• [Problem to work on]: Of all the lines in the material, how many include the word "marginal"? Reply with the number alone.
** start of Input material **
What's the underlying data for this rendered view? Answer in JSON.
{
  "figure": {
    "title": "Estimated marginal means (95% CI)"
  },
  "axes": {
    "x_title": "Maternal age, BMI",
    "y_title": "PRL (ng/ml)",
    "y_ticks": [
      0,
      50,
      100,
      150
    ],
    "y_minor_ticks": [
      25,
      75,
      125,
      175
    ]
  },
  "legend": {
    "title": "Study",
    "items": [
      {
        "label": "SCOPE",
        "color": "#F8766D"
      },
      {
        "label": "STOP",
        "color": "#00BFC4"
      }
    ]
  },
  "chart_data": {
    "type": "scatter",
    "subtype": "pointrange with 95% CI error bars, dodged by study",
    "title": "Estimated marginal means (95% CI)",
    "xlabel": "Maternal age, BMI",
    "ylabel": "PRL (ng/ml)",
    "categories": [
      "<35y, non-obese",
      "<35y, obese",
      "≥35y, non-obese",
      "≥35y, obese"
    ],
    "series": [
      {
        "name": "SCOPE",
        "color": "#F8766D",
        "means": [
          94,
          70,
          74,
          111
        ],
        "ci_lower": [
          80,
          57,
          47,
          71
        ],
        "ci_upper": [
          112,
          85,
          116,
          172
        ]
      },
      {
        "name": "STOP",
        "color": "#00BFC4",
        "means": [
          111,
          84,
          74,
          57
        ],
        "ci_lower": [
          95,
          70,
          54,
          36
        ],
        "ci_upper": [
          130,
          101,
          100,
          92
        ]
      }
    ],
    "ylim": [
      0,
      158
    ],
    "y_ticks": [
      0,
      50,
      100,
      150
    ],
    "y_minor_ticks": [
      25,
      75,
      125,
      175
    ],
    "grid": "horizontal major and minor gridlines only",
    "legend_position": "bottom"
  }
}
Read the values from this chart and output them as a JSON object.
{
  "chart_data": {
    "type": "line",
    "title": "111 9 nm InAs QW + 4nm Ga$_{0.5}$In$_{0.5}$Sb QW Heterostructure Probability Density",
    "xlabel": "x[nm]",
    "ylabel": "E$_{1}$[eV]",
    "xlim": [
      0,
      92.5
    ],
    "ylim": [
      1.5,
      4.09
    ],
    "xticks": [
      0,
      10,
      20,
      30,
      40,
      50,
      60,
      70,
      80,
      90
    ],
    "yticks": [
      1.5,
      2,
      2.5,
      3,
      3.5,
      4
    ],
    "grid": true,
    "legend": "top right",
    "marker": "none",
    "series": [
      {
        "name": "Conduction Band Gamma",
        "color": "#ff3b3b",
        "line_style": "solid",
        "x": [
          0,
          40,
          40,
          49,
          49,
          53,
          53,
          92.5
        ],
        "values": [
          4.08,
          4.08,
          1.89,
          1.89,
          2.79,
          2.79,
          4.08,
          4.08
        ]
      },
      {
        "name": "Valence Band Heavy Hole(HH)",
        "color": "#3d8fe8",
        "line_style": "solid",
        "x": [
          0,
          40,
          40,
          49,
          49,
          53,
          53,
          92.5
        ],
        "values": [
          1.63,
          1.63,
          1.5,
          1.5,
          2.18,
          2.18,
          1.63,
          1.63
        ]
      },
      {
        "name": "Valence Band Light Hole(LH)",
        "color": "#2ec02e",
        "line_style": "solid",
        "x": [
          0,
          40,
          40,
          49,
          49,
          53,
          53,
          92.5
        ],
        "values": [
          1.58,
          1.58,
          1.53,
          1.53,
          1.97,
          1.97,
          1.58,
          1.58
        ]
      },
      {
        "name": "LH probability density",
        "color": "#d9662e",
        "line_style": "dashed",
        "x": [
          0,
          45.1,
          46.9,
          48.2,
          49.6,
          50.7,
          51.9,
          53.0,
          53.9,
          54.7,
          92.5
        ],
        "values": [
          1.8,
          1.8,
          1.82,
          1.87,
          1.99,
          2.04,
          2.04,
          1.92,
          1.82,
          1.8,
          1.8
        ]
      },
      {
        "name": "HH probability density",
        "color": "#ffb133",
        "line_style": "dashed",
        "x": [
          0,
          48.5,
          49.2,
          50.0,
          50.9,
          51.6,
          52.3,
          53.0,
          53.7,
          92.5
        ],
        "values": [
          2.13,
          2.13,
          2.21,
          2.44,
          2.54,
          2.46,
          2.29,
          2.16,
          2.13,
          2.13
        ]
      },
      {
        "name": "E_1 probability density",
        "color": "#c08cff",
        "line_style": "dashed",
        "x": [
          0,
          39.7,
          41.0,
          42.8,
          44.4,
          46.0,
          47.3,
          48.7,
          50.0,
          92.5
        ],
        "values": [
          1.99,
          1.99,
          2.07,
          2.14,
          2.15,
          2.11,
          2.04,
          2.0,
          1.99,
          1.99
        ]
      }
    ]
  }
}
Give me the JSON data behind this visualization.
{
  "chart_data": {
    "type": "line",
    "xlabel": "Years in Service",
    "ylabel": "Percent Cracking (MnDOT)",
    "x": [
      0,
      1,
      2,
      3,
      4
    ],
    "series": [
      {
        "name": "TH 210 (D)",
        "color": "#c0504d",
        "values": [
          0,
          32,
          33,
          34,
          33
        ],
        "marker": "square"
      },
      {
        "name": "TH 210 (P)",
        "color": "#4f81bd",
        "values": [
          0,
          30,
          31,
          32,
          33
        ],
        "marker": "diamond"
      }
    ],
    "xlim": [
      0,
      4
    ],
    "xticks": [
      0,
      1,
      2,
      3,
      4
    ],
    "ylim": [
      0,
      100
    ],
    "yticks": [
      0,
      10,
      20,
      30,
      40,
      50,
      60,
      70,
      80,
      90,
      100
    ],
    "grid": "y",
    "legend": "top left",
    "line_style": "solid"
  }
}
** end of Input material **
• [Problem solution]: 2